→ OBJECTIVE
From the entries below, list each line with "在线营销".
--- BEGIN ---
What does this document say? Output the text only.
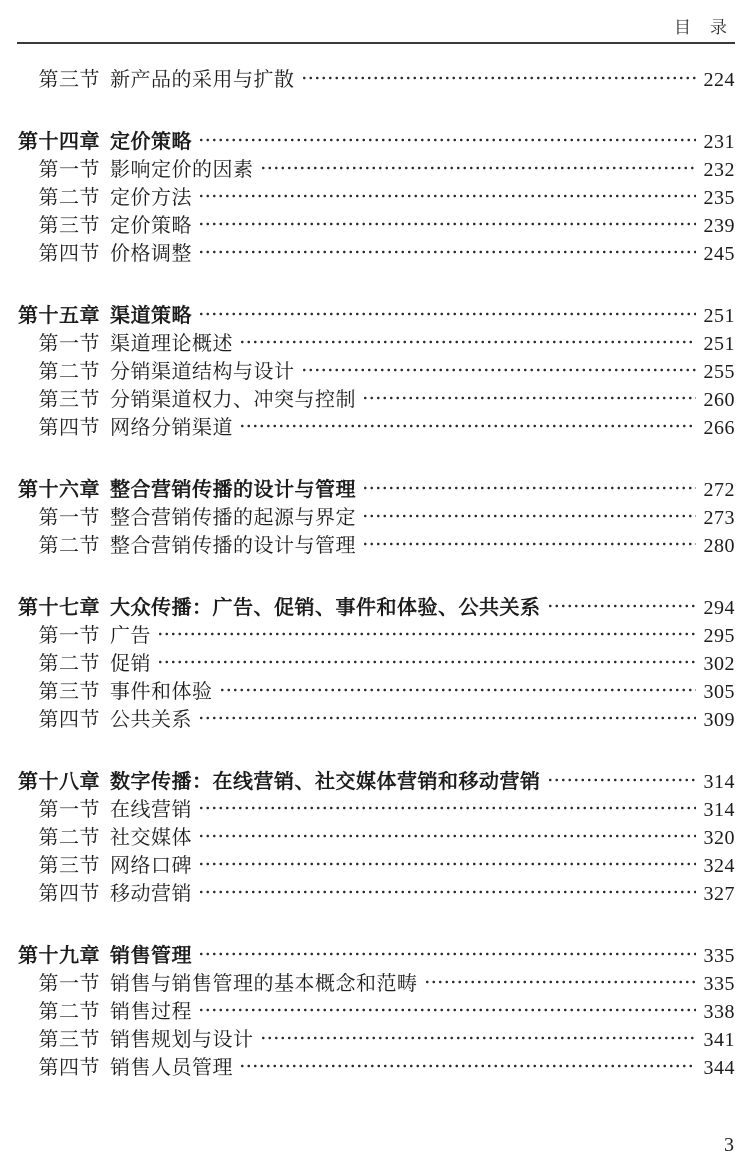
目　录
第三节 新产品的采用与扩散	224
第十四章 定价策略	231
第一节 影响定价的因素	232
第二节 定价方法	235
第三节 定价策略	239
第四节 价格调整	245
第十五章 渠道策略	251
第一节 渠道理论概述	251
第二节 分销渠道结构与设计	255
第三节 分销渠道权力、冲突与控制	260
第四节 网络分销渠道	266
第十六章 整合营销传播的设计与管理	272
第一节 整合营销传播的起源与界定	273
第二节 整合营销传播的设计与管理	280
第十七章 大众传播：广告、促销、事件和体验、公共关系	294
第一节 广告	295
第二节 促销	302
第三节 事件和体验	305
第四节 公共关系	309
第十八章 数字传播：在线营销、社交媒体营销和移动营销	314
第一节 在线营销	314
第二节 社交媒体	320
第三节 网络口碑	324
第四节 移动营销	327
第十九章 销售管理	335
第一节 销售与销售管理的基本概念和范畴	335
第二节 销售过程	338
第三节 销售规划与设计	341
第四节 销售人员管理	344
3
--- END ---
→ TASK RESULT
第十八章 数字传播：在线营销、社交媒体营销和移动营销	314
第一节 在线营销	314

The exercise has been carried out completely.